WHAT IS EXPECTED ▸
Reproduce every entry exactly as shown.

Collected data
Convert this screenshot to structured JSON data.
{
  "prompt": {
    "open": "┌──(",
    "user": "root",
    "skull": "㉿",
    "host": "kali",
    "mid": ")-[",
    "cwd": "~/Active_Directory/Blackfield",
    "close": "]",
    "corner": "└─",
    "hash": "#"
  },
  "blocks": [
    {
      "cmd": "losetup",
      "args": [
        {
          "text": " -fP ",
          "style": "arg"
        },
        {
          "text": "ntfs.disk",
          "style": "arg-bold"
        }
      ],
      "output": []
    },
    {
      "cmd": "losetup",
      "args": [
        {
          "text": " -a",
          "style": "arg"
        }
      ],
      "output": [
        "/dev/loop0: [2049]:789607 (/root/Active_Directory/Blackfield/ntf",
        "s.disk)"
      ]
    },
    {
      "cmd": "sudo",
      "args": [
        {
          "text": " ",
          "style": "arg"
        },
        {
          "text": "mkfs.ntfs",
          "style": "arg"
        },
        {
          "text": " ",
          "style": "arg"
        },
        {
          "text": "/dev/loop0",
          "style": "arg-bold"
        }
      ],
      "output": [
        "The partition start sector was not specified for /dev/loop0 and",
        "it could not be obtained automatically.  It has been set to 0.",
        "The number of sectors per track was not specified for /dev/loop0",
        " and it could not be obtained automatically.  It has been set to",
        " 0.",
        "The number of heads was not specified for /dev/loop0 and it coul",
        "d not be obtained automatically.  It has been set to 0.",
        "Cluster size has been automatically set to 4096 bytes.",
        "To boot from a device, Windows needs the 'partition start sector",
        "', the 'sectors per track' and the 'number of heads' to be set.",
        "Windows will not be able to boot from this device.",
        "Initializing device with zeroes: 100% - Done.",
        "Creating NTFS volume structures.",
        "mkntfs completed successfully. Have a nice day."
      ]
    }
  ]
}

EXERCISE ANSWER ▸
Convert this screenshot to structured JSON data.
{
  "prompt": {
    "open": "┌──(",
    "user": "root",
    "skull": "㉿",
    "host": "kali",
    "mid": ")-[",
    "cwd": "~/Active_Directory/Blackfield",
    "close": "]",
    "corner": "└─",
    "hash": "#"
  },
  "blocks": [
    {
      "cmd": "losetup",
      "args": [
        {
          "text": " -fP ",
          "style": "arg"
        },
        {
          "text": "ntfs.disk",
          "style": "arg-bold"
        }
      ],
      "output": []
    },
    {
      "cmd": "losetup",
      "args": [
        {
          "text": " -a",
          "style": "arg"
        }
      ],
      "output": [
        "/dev/loop0: [2049]:789607 (/root/Active_Directory/Blackfield/ntf",
        "s.disk)"
      ]
    },
    {
      "cmd": "sudo",
      "args": [
        {
          "text": " ",
          "style": "arg"
        },
        {
          "text": "mkfs.ntfs",
          "style": "arg"
        },
        {
          "text": " ",
          "style": "arg"
        },
        {
          "text": "/dev/loop0",
          "style": "arg-bold"
        }
      ],
      "output": [
        "The partition start sector was not specified for /dev/loop0 and",
        "it could not be obtained automatically.  It has been set to 0.",
        "The number of sectors per track was not specified for /dev/loop0",
        " and it could not be obtained automatically.  It has been set to",
        " 0.",
        "The number of heads was not specified for /dev/loop0 and it coul",
        "d not be obtained automatically.  It has been set to 0.",
        "Cluster size has been automatically set to 4096 bytes.",
        "To boot from a device, Windows needs the 'partition start sector",
        "', the 'sectors per track' and the 'number of heads' to be set.",
        "Windows will not be able to boot from this device.",
        "Initializing device with zeroes: 100% - Done.",
        "Creating NTFS volume structures.",
        "mkntfs completed successfully. Have a nice day."
      ]
    }
  ]
}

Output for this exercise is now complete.